## EXCERPTED DATA
····················

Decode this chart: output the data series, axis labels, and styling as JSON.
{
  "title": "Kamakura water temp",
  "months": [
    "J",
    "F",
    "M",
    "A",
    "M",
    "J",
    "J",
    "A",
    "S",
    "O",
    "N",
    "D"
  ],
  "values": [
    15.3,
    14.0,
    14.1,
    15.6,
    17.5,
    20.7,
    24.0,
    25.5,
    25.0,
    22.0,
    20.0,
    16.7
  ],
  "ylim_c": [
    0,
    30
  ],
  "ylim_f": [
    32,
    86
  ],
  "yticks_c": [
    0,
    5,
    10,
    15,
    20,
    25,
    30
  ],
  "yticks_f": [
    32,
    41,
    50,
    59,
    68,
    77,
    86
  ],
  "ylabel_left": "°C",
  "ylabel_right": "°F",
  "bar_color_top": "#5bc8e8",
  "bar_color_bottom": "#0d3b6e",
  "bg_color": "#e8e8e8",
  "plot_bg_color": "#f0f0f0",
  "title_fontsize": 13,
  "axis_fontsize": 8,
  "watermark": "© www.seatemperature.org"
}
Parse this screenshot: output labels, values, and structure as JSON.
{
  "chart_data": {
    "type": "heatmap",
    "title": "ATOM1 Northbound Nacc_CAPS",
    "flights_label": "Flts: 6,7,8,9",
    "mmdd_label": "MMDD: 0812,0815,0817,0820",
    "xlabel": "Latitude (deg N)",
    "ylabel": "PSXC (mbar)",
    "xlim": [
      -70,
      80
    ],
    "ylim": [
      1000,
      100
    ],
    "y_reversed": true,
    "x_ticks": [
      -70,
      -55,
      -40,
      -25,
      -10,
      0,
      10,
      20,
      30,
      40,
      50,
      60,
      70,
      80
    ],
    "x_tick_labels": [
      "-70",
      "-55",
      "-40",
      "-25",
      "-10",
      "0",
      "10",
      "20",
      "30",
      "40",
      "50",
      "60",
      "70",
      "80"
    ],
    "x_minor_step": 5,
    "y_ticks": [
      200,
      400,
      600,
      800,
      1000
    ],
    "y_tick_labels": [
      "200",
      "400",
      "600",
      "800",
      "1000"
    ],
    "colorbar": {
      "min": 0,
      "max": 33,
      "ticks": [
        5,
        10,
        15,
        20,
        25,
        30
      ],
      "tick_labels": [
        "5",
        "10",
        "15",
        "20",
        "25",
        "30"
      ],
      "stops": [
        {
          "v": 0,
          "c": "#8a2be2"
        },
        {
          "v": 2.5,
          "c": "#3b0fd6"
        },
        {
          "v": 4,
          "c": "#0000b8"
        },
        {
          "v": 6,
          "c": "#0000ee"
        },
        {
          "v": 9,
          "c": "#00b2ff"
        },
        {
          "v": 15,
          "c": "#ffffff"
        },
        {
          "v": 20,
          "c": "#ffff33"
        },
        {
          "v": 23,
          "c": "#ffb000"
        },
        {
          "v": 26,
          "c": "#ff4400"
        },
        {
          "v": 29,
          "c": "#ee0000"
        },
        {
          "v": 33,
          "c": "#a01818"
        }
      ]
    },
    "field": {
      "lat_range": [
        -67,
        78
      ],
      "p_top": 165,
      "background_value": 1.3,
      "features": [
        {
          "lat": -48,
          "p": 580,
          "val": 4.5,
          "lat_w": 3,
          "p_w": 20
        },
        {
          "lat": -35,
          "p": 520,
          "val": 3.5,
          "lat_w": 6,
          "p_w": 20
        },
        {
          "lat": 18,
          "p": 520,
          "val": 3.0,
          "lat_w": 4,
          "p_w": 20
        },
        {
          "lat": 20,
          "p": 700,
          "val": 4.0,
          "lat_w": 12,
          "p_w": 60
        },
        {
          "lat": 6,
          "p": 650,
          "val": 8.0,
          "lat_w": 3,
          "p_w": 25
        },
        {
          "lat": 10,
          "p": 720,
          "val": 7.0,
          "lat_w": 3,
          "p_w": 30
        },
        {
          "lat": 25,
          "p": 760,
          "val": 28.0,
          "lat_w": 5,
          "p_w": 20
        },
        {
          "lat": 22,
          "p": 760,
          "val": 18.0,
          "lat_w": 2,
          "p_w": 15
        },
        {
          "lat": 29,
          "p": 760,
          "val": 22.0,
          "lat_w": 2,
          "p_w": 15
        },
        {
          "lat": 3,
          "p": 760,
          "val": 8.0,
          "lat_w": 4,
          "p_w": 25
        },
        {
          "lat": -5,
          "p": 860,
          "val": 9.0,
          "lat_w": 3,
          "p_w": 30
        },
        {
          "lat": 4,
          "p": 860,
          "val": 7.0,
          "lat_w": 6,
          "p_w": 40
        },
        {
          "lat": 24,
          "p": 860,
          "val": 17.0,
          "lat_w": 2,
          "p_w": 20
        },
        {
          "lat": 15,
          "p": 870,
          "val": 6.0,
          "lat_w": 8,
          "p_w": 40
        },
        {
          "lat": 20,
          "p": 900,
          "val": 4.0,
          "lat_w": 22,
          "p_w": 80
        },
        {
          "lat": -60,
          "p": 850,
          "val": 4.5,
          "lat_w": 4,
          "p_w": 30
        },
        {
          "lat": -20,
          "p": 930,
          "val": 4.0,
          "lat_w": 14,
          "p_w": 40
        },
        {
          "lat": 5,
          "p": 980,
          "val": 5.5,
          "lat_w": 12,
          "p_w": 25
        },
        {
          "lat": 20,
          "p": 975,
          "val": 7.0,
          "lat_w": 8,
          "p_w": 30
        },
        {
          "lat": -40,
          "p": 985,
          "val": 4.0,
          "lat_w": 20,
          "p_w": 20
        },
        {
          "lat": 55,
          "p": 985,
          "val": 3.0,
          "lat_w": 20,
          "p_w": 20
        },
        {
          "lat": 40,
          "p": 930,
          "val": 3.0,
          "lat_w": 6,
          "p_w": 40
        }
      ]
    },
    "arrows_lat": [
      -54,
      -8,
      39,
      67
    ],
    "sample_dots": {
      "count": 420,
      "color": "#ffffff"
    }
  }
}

····················

## WHAT YOU SHOULD DO
Search the data for "output" and list every line in which it occurs.

## CORRECT RESPONSE
Decode this chart: output the data series, axis labels, and styling as JSON.
Parse this screenshot: output labels, values, and structure as JSON.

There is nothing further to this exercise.